--- start Data in this exercise ---

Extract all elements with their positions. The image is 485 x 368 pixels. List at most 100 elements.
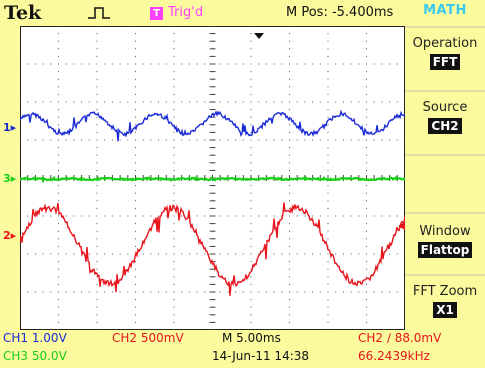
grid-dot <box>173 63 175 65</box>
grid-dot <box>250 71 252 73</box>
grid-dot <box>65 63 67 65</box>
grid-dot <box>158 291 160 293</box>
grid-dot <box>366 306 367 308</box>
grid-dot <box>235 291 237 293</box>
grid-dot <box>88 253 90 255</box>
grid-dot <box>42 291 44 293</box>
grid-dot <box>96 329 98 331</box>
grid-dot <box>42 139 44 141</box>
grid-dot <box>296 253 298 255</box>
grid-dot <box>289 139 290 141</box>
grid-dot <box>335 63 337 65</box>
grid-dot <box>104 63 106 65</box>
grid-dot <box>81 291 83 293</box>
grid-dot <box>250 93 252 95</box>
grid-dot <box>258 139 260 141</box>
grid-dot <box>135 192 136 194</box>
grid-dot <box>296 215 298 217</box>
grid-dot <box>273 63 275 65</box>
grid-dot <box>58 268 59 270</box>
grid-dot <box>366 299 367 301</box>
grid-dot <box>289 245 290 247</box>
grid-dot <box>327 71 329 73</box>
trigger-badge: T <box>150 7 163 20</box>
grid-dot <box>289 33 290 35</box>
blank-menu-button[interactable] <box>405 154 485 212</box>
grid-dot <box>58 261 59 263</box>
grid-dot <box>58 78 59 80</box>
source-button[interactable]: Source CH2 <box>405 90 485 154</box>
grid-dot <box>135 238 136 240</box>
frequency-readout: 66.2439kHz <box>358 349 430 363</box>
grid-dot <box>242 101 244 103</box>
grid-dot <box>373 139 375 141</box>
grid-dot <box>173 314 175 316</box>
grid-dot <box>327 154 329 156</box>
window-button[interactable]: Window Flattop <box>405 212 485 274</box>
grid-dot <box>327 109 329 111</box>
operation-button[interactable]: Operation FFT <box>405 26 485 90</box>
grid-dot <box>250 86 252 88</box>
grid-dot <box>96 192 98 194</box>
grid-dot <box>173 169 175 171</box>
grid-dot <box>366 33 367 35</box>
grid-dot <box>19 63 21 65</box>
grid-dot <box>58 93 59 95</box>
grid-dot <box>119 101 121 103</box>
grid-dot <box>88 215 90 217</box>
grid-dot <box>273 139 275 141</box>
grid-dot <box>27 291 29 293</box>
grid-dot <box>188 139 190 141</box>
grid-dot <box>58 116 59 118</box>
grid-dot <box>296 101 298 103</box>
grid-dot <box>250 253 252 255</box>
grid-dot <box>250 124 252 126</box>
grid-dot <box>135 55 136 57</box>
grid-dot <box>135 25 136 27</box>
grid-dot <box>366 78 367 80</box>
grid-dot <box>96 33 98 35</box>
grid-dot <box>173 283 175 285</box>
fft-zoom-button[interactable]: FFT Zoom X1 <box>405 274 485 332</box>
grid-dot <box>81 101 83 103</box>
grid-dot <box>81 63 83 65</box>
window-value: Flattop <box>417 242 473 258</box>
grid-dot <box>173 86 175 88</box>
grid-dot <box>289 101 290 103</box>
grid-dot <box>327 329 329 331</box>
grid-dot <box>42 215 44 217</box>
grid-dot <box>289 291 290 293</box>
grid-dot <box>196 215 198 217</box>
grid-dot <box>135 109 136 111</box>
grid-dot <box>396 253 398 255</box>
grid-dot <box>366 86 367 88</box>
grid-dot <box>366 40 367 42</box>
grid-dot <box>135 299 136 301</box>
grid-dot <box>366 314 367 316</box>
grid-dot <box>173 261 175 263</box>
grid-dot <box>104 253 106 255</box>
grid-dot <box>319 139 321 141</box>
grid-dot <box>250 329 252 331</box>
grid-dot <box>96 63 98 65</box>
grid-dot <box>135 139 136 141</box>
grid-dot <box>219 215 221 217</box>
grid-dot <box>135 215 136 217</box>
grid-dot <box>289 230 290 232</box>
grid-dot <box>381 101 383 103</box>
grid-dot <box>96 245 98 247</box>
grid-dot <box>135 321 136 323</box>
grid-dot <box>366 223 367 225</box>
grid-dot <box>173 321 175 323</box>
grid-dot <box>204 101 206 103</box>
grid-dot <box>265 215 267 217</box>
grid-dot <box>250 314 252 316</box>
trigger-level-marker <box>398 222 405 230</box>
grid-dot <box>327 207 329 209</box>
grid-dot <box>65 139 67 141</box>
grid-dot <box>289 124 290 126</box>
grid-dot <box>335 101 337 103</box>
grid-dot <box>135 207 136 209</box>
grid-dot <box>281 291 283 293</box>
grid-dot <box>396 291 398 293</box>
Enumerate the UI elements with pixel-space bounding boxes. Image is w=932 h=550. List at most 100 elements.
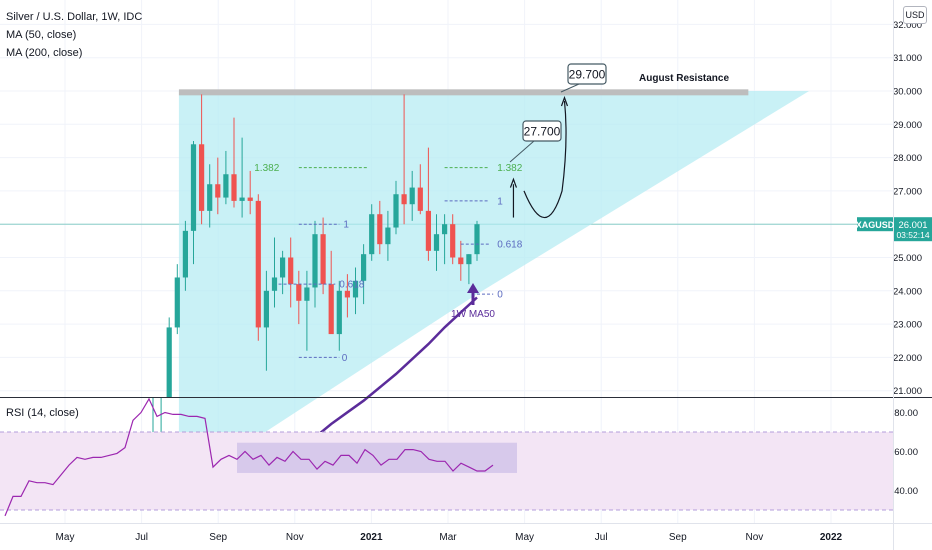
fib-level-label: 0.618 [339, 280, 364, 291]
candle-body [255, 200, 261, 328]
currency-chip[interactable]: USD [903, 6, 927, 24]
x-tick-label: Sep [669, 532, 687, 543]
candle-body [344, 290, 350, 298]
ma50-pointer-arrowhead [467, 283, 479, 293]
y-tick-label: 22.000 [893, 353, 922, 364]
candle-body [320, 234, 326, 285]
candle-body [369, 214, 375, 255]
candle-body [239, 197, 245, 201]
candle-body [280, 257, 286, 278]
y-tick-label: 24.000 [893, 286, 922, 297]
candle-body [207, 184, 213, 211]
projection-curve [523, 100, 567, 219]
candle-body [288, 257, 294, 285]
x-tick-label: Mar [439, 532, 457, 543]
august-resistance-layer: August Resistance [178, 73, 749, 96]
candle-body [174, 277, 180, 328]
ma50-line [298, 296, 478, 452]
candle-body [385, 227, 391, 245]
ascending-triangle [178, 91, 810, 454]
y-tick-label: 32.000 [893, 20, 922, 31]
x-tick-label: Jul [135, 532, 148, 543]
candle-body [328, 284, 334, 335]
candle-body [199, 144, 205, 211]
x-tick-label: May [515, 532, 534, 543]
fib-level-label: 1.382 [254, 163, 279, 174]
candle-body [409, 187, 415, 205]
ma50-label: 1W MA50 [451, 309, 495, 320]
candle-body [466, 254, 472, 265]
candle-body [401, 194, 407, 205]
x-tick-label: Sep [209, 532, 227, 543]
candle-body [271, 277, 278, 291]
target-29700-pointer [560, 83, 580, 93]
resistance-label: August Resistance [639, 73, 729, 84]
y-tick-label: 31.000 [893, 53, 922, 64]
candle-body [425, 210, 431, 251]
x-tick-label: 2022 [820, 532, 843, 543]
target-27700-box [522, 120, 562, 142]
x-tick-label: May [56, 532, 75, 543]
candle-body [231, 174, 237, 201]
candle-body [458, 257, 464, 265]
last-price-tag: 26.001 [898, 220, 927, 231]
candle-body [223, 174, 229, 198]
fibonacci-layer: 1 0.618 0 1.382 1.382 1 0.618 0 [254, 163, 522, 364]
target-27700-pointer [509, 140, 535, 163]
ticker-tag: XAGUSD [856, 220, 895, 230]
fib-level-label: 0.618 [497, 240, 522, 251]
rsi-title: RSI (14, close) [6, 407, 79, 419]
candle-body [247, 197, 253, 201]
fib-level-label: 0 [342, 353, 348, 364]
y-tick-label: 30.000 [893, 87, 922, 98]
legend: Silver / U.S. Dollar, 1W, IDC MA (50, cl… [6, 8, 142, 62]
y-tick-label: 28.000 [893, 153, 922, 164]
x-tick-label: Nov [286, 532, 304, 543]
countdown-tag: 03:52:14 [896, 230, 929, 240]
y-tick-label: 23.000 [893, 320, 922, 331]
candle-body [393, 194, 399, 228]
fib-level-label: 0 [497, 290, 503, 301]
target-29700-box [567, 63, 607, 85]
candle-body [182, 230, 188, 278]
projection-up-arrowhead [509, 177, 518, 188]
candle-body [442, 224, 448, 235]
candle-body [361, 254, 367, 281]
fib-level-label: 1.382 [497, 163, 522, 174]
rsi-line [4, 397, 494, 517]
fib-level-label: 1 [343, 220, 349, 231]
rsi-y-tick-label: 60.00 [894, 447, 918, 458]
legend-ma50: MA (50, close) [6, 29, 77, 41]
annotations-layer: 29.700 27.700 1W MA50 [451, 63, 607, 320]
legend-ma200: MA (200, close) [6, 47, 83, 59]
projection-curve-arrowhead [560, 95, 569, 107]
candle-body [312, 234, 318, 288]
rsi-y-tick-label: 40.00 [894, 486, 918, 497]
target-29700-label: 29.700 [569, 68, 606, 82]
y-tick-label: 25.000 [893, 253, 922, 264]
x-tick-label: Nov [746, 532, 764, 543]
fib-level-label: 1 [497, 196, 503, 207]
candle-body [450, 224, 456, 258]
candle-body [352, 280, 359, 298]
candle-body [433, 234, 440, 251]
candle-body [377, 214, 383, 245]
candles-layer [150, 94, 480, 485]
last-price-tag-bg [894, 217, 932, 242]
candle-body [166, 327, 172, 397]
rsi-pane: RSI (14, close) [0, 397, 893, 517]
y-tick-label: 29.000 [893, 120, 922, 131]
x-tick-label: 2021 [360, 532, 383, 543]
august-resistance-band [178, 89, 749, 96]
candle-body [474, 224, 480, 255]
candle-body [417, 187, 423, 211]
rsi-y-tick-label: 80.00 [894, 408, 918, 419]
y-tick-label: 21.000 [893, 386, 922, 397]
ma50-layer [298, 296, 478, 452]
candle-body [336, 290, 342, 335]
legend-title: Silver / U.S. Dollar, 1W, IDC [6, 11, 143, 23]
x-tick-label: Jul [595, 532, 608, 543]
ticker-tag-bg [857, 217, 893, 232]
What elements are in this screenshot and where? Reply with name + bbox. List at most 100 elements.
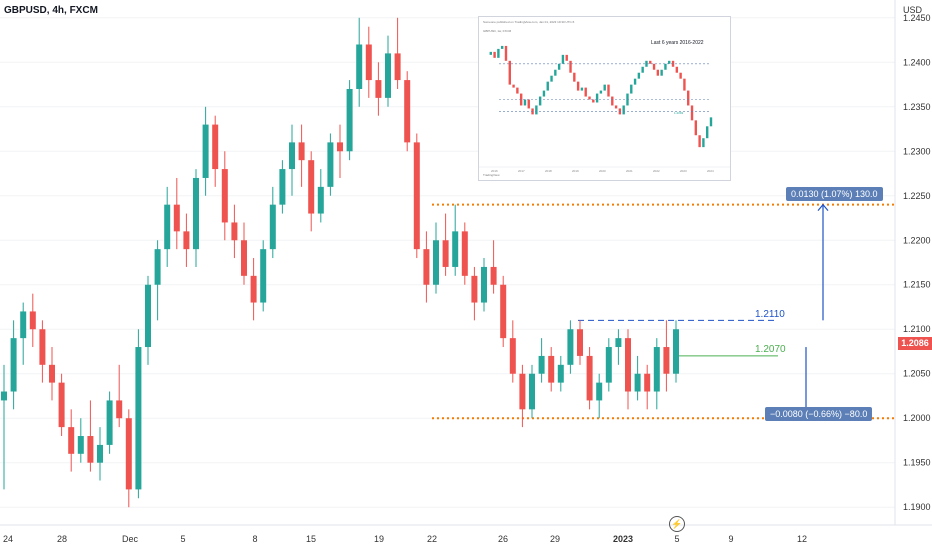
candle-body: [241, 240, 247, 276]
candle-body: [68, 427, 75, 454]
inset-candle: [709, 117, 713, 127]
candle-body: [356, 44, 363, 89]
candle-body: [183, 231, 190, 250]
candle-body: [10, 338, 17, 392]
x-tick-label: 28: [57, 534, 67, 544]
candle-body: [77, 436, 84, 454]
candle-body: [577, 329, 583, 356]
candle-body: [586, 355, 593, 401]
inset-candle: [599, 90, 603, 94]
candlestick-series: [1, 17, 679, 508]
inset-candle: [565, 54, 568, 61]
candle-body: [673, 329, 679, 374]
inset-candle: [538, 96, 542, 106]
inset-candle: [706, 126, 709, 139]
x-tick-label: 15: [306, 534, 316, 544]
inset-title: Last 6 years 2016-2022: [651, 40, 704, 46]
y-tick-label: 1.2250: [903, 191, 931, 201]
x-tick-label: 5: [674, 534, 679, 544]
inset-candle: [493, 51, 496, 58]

--- end Data in this exercise ---

→ **Task directions**
Rewrite the listing lines as a Markdown table with the columns Row and Text, starting at the line that contains "fib-level-label: 0.618 [339, 280, 364, 291]" and ending at the line that contains "candle-body [385, 227, 391, 245]". Number each line in Row, put the line itself in Text, and leave out any blank lines.

→ **Full answer**
| Row | Text |
|---|---|
| 1 | fib-level-label: 0.618 [339, 280, 364, 291] |
| 2 | candle-body [255, 200, 261, 328] |
| 3 | currency-chip[interactable]: USD [903, 6, 927, 24] |
| 4 | x-tick-label: Sep [669, 532, 687, 543] |
| 5 | candle-body [344, 290, 350, 298] |
| 6 | ma50-pointer-arrowhead [467, 283, 479, 293] |
| 7 | y-tick-label: 22.000 [893, 353, 922, 364] |
| 8 | candle-body [320, 234, 326, 285] |
| 9 | candle-body [369, 214, 375, 255] |
| 10 | candle-body [239, 197, 245, 201] |
| 11 | candle-body [280, 257, 286, 278] |
| 12 | y-tick-label: 24.000 [893, 286, 922, 297] |
| 13 | candle-body [207, 184, 213, 211] |
| 14 | projection-curve [523, 100, 567, 219] |
| 15 | candle-body [288, 257, 294, 285] |
| 16 | x-tick-label: Mar [439, 532, 457, 543] |
| 17 | august-resistance-layer: August Resistance [178, 73, 749, 96] |
| 18 | candle-body [174, 277, 180, 328] |
| 19 | ma50-line [298, 296, 478, 452] |
| 20 | candle-body [385, 227, 391, 245] |